- Exercise instructions -
Convert every line of the records below into a JSON list of strings, with one string per line and blank lines omitted. Leave the pictures out of the answer.

- Given entries -

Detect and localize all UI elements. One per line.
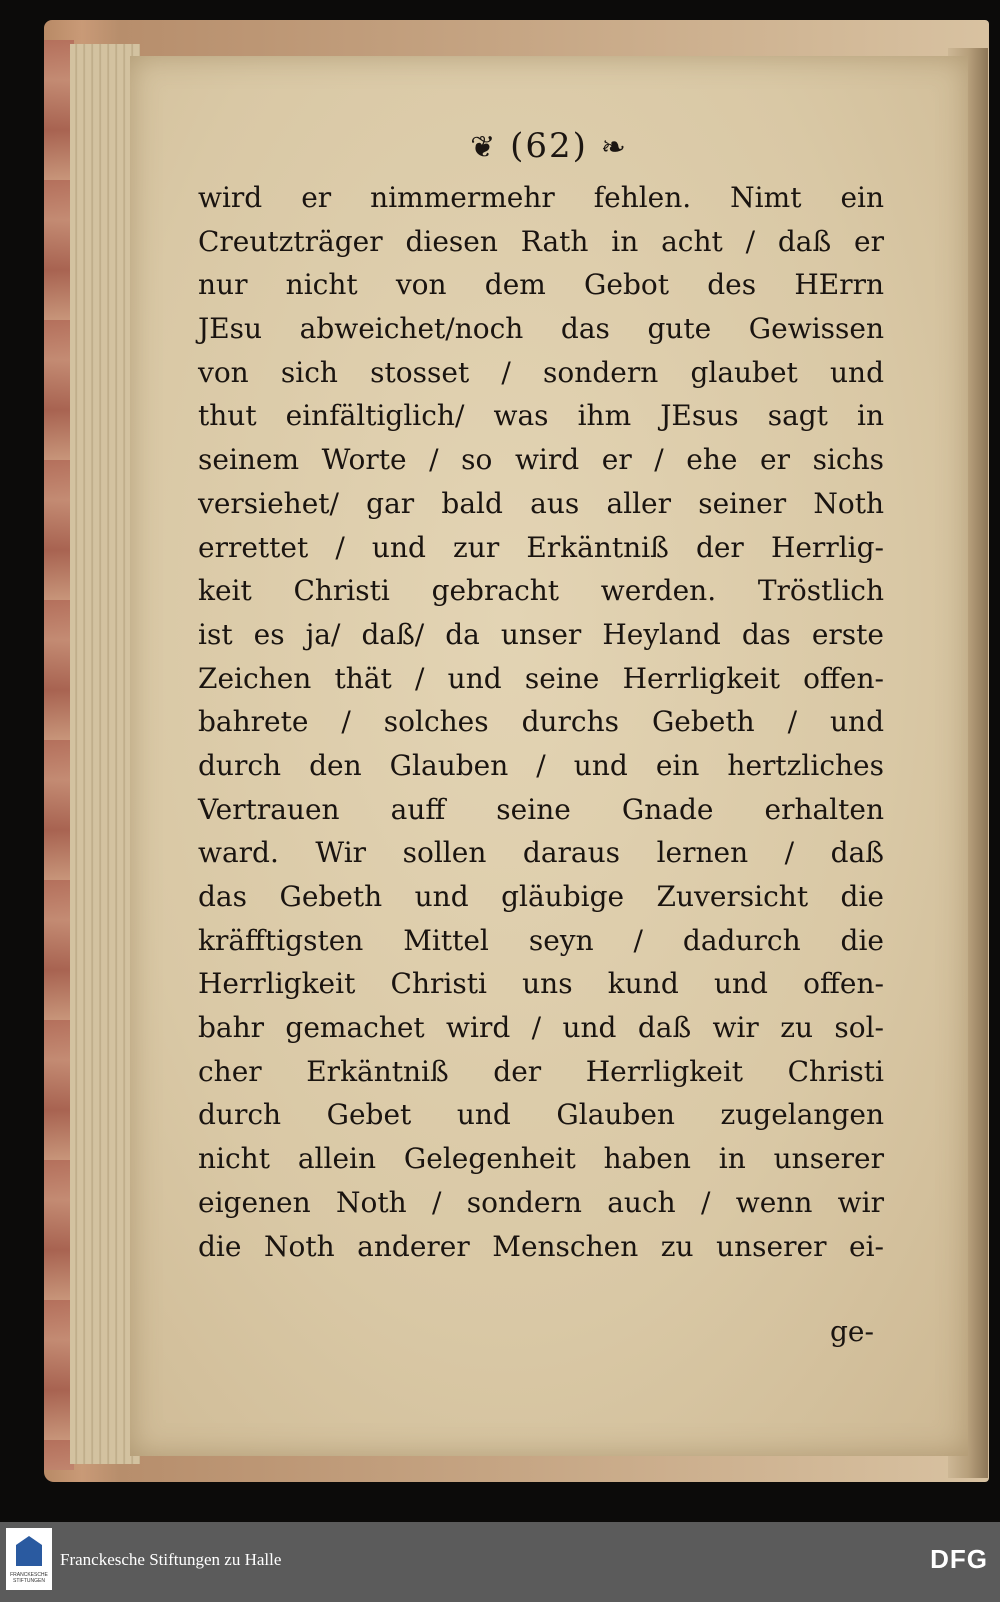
text-line: JEsu abweichet/noch das gute Gewissen — [198, 312, 884, 346]
body-text — [198, 176, 884, 1268]
logo-icon — [16, 1536, 42, 1566]
text-line: wird er nimmermehr fehlen. Nimt ein — [198, 181, 884, 214]
text-line: keit Christi gebracht werden. Tröstlich — [198, 574, 884, 608]
text-line: Vertrauen auff seine Gnade erhalten — [198, 792, 884, 826]
text-line: ist es ja/ daß/ da unser Heyland das erste — [198, 617, 884, 651]
text-line: von sich stosset / sondern glaubet und — [198, 355, 884, 389]
text-line: thut einfältiglich/ was ihm JEsus sagt in — [198, 399, 884, 433]
text-line: seinem Worte / so wird er / ehe er sichs — [198, 443, 884, 477]
ornament-right-icon: ❧ — [600, 130, 628, 165]
text-line: eigenen Noth / sondern auch / wenn wir — [198, 1185, 884, 1219]
catchword: ge- — [830, 1315, 874, 1348]
text-line: errettet / und zur Erkäntniß der Herrlig- — [198, 530, 884, 564]
text-line: Herrligkeit Christi uns kund und offen- — [198, 967, 884, 1001]
text-line: versiehet/ gar bald aus aller seiner Noth — [198, 486, 884, 520]
page-header — [130, 126, 968, 166]
text-line: durch den Glauben / und ein hertzliches — [198, 748, 884, 782]
text-line: kräfftigsten Mittel seyn / dadurch die — [198, 923, 884, 957]
ornament-left-icon: ❦ — [470, 130, 498, 165]
text-line: durch Gebet und Glauben zugelangen — [198, 1098, 884, 1132]
text-line: bahr gemachet wird / und daß wir zu sol- — [198, 1011, 884, 1045]
dfg-logo[interactable]: DFG — [930, 1544, 988, 1574]
text-line: ward. Wir sollen daraus lernen / daß — [198, 836, 884, 870]
book-page — [130, 56, 968, 1456]
text-line: cher Erkäntniß der Herrligkeit Christi — [198, 1054, 884, 1088]
text-line: Zeichen thät / und seine Herrligkeit offen- — [198, 661, 884, 695]
institution-logo[interactable] — [6, 1528, 52, 1590]
text-line: bahrete / solches durchs Gebeth / und — [198, 705, 884, 739]
logo-text: FRANCKESCHE STIFTUNGEN — [10, 1572, 48, 1584]
footer-bar — [0, 1522, 1000, 1602]
page-number: (62) — [510, 126, 588, 166]
text-line: Creutzträger diesen Rath in acht / daß er — [198, 224, 884, 258]
text-line: die Noth anderer Menschen zu unserer ei- — [198, 1229, 884, 1263]
text-line: das Gebeth und gläubige Zuversicht die — [198, 880, 884, 913]
text-line: nur nicht von dem Gebot des HErrn — [198, 268, 884, 302]
institution-name[interactable]: Franckesche Stiftungen zu Halle — [60, 1550, 282, 1569]
text-line: nicht allein Gelegenheit haben in unserer — [198, 1142, 884, 1176]
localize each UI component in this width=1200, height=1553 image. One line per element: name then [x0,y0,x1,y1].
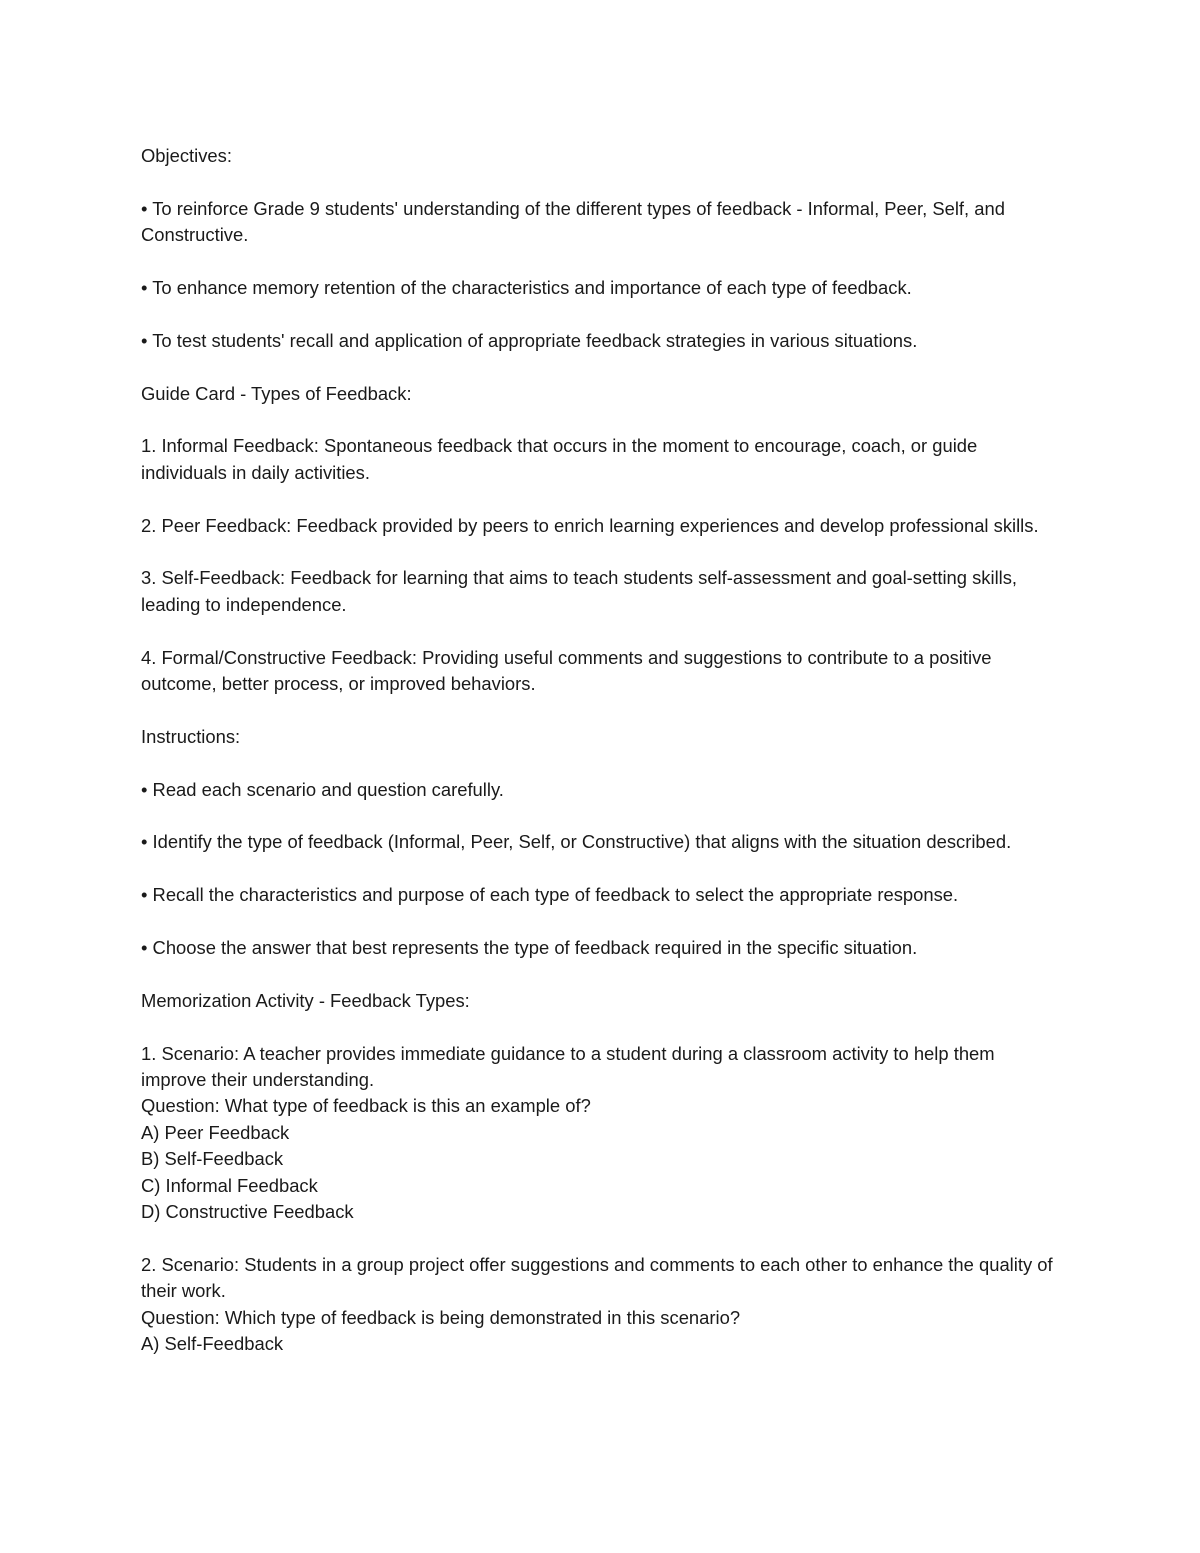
guide-card-item: 3. Self-Feedback: Feedback for learning that aims to teach students self-assessment and goal-setting skills, leading to independence. [141,567,1018,615]
instruction-item: • Identify the type of feedback (Informal, Peer, Self, or Constructive) that aligns with the situation described. [141,831,1012,853]
instruction-item: • Read each scenario and question carefully. [141,778,504,800]
activity-heading: Memorization Activity - Feedback Types: [141,989,470,1011]
guide-card-item: 2. Peer Feedback: Feedback provided by peers to enrich learning experiences and develop professional skills. [141,514,1039,536]
instruction-item: • Recall the characteristics and purpose of each type of feedback to select the appropriate response. [141,884,959,906]
answer-option: D) Constructive Feedback [141,1201,354,1223]
objectives-heading: Objectives: [141,145,232,166]
question-scenario: 2. Scenario: Students in a group project offer suggestions and comments to each other to enhance the quality of their work. [141,1253,1053,1302]
guide-card-item: 1. Informal Feedback: Spontaneous feedback that occurs in the moment to encourage, coach, or guide individuals in daily activities. [141,435,978,483]
objective-item: • To enhance memory retention of the characteristics and importance of each type of feedback. [141,277,912,298]
instruction-item: • Choose the answer that best represents the type of feedback required in the specific situation. [141,936,918,958]
answer-option: C) Informal Feedback [141,1174,318,1196]
answer-option: B) Self-Feedback [141,1148,284,1170]
answer-option: A) Peer Feedback [141,1121,290,1143]
question-block [141,1252,1061,1358]
question-text: Question: Which type of feedback is being demonstrated in this scenario? [141,1306,741,1328]
objective-item: • To reinforce Grade 9 students' understanding of the different types of feedback - Informal, Peer, Self, and Constructive. [141,197,1005,246]
document-body [141,143,1061,1384]
guide-card-item: 4. Formal/Constructive Feedback: Providing useful comments and suggestions to contribute to a positive outcome, better process, or improved behaviors. [141,646,992,694]
answer-option: A) Self-Feedback [141,1333,284,1355]
guide-card-heading: Guide Card - Types of Feedback: [141,382,412,404]
question-block [141,1041,1061,1226]
instructions-heading: Instructions: [141,725,241,747]
question-scenario: 1. Scenario: A teacher provides immediate guidance to a student during a classroom activity to help them improve their understanding. [141,1042,995,1090]
objective-item: • To test students' recall and application of appropriate feedback strategies in various situations. [141,329,918,351]
question-text: Question: What type of feedback is this an example of? [141,1095,591,1117]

- Result -
[
  "Detect and localize all UI elements. One per line.",
  "text-line: JEsu abweichet/noch das gute Gewissen — [198, 312, 884, 346]",
  "body-text — [198, 176, 884, 1268]",
  "logo-icon — [16, 1536, 42, 1566]",
  "text-line: wird er nimmermehr fehlen. Nimt ein — [198, 181, 884, 214]",
  "text-line: keit Christi gebracht werden. Tröstlich — [198, 574, 884, 608]",
  "text-line: Vertrauen auff seine Gnade erhalten — [198, 792, 884, 826]",
  "text-line: ist es ja/ daß/ da unser Heyland das erste — [198, 617, 884, 651]",
  "text-line: von sich stosset / sondern glaubet und — [198, 355, 884, 389]",
  "text-line: thut einfältiglich/ was ihm JEsus sagt in — [198, 399, 884, 433]",
  "text-line: seinem Worte / so wird er / ehe er sichs — [198, 443, 884, 477]",
  "ornament-right-icon: ❧ — [600, 130, 628, 165]",
  "text-line: eigenen Noth / sondern auch / wenn wir — [198, 1185, 884, 1219]",
  "catchword: ge- — [830, 1315, 874, 1348]",
  "text-line: errettet / und zur Erkäntniß der Herrlig- — [198, 530, 884, 564]",
  "text-line: Herrligkeit Christi uns kund und offen- — [198, 967, 884, 1001]",
  "text-line: versiehet/ gar bald aus aller seiner Noth — [198, 486, 884, 520]",
  "page-header — [130, 126, 968, 166]",
  "text-line: durch den Glauben / und ein hertzliches — [198, 748, 884, 782]",
  "text-line: kräfftigsten Mittel seyn / dadurch die — [198, 923, 884, 957]",
  "ornament-left-icon: ❦ — [470, 130, 498, 165]",
  "text-line: durch Gebet und Glauben zugelangen — [198, 1098, 884, 1132]",
  "text-line: bahr gemachet wird / und daß wir zu sol- — [198, 1011, 884, 1045]",
  "dfg-logo[interactable]: DFG — [930, 1544, 988, 1574]",
  "text-line: ward. Wir sollen daraus lernen / daß — [198, 836, 884, 870]",
  "book-page — [130, 56, 968, 1456]",
  "text-line: cher Erkäntniß der Herrligkeit Christi — [198, 1054, 884, 1088]",
  "text-line: Zeichen thät / und seine Herrligkeit offen- — [198, 661, 884, 695]",
  "institution-logo[interactable] — [6, 1528, 52, 1590]",
  "text-line: bahrete / solches durchs Gebeth / und — [198, 705, 884, 739]",
  "logo-text: FRANCKESCHE STIFTUNGEN — [10, 1572, 48, 1584]",
  "footer-bar — [0, 1522, 1000, 1602]",
  "page-number: (62) — [510, 126, 588, 166]",
  "text-line: Creutzträger diesen Rath in acht / daß er — [198, 224, 884, 258]",
  "text-line: die Noth anderer Menschen zu unserer ei- — [198, 1229, 884, 1263]",
  "text-line: das Gebeth und gläubige Zuversicht die — [198, 880, 884, 913]",
  "text-line: nur nicht von dem Gebot des HErrn — [198, 268, 884, 302]",
  "institution-name[interactable]: Franckesche Stiftungen zu Halle — [60, 1550, 282, 1569]",
  "text-line: nicht allein Gelegenheit haben in unserer — [198, 1142, 884, 1176]",
  "localize each UI component in this width=1200, height=1553 image. One line per element: name then [x0,y0,x1,y1].",
  "guide-card-item: 3. Self-Feedback: Feedback for learning that aims to teach students self-assessment and goal-setting skills, leading to independence. [141,567,1018,615]",
  "instruction-item: • Identify the type of feedback (Informal, Peer, Self, or Constructive) that aligns with the situation described. [141,831,1012,853]",
  "instruction-item: • Read each scenario and question carefully. [141,778,504,800]",
  "activity-heading: Memorization Activity - Feedback Types: [141,989,470,1011]",
  "guide-card-item: 2. Peer Feedback: Feedback provided by peers to enrich learning experiences and develop professional skills. [141,514,1039,536]",
  "instruction-item: • Recall the characteristics and purpose of each type of feedback to select the appropriate response. [141,884,959,906]",
  "answer-option: D) Constructive Feedback [141,1201,354,1223]",
  "objectives-heading: Objectives: [141,145,232,166]",
  "question-scenario: 2. Scenario: Students in a group project offer suggestions and comments to each other to enhance the quality of their work. [141,1253,1053,1302]",
  "guide-card-item: 1. Informal Feedback: Spontaneous feedback that occurs in the moment to encourage, coach, or guide individuals in daily activities. [141,435,978,483]",
  "objective-item: • To enhance memory retention of the characteristics and importance of each type of feedback. [141,277,912,298]",
  "instruction-item: • Choose the answer that best represents the type of feedback required in the specific situation. [141,936,918,958]",
  "answer-option: C) Informal Feedback [141,1174,318,1196]",
  "answer-option: B) Self-Feedback [141,1148,284,1170]",
  "answer-option: A) Peer Feedback [141,1121,290,1143]",
  "question-block [141,1252,1061,1358]",
  "question-text: Question: Which type of feedback is being demonstrated in this scenario? [141,1306,741,1328]",
  "objective-item: • To reinforce Grade 9 students' understanding of the different types of feedback - Informal, Peer, Self, and Constructive. [141,197,1005,246]",
  "document-body [141,143,1061,1384]",
  "guide-card-item: 4. Formal/Constructive Feedback: Providing useful comments and suggestions to contribute to a positive outcome, better process, or improved behaviors. [141,646,992,694]",
  "answer-option: A) Self-Feedback [141,1333,284,1355]",
  "guide-card-heading: Guide Card - Types of Feedback: [141,382,412,404]",
  "question-block [141,1041,1061,1226]",
  "instructions-heading: Instructions: [141,725,241,747]",
  "question-scenario: 1. Scenario: A teacher provides immediate guidance to a student during a classroom activity to help them improve their understanding. [141,1042,995,1090]",
  "objective-item: • To test students' recall and application of appropriate feedback strategies in various situations. [141,329,918,351]",
  "question-text: Question: What type of feedback is this an example of? [141,1095,591,1117]"
]